== AVAILABLE RECORDS
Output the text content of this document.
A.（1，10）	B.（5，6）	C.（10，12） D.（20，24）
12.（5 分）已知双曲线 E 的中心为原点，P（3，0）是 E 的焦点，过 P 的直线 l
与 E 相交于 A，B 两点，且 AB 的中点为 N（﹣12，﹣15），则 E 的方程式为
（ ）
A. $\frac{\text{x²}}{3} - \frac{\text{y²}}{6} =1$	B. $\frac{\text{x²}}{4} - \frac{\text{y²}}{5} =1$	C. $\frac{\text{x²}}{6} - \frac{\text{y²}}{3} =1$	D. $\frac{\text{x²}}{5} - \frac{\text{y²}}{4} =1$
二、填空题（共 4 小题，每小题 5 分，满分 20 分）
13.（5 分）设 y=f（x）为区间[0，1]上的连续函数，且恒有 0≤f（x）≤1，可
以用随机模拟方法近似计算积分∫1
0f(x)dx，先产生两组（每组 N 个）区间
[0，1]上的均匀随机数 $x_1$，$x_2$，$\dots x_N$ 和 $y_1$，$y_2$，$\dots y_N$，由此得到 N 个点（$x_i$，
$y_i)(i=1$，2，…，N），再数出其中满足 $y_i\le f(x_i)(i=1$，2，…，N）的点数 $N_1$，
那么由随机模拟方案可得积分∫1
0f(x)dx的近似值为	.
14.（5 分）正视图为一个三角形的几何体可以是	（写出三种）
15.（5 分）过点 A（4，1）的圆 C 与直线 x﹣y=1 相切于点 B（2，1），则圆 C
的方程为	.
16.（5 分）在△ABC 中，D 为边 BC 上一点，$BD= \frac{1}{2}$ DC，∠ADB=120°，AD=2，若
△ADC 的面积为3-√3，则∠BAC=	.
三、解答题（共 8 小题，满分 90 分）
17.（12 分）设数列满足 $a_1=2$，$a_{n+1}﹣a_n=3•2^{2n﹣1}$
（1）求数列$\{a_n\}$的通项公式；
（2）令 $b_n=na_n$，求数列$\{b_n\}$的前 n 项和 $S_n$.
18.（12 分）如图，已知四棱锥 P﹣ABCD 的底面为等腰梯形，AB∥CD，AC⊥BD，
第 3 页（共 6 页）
====
* [SET TASK]
Send back all of the entries exactly, with nothing missing.

* [TASK RESULT]
Output the text content of this document.
A.（1，10）	B.（5，6）	C.（10，12） D.（20，24）
12.（5 分）已知双曲线 E 的中心为原点，P（3，0）是 E 的焦点，过 P 的直线 l
与 E 相交于 A，B 两点，且 AB 的中点为 N（﹣12，﹣15），则 E 的方程式为
（ ）
A. $\frac{\text{x²}}{3} - \frac{\text{y²}}{6} =1$	B. $\frac{\text{x²}}{4} - \frac{\text{y²}}{5} =1$	C. $\frac{\text{x²}}{6} - \frac{\text{y²}}{3} =1$	D. $\frac{\text{x²}}{5} - \frac{\text{y²}}{4} =1$
二、填空题（共 4 小题，每小题 5 分，满分 20 分）
13.（5 分）设 y=f（x）为区间[0，1]上的连续函数，且恒有 0≤f（x）≤1，可
以用随机模拟方法近似计算积分∫1
0f(x)dx，先产生两组（每组 N 个）区间
[0，1]上的均匀随机数 $x_1$，$x_2$，$\dots x_N$ 和 $y_1$，$y_2$，$\dots y_N$，由此得到 N 个点（$x_i$，
$y_i)(i=1$，2，…，N），再数出其中满足 $y_i\le f(x_i)(i=1$，2，…，N）的点数 $N_1$，
那么由随机模拟方案可得积分∫1
0f(x)dx的近似值为	.
14.（5 分）正视图为一个三角形的几何体可以是	（写出三种）
15.（5 分）过点 A（4，1）的圆 C 与直线 x﹣y=1 相切于点 B（2，1），则圆 C
的方程为	.
16.（5 分）在△ABC 中，D 为边 BC 上一点，$BD= \frac{1}{2}$ DC，∠ADB=120°，AD=2，若
△ADC 的面积为3-√3，则∠BAC=	.
三、解答题（共 8 小题，满分 90 分）
17.（12 分）设数列满足 $a_1=2$，$a_{n+1}﹣a_n=3•2^{2n﹣1}$
（1）求数列$\{a_n\}$的通项公式；
（2）令 $b_n=na_n$，求数列$\{b_n\}$的前 n 项和 $S_n$.
18.（12 分）如图，已知四棱锥 P﹣ABCD 的底面为等腰梯形，AB∥CD，AC⊥BD，
第 3 页（共 6 页）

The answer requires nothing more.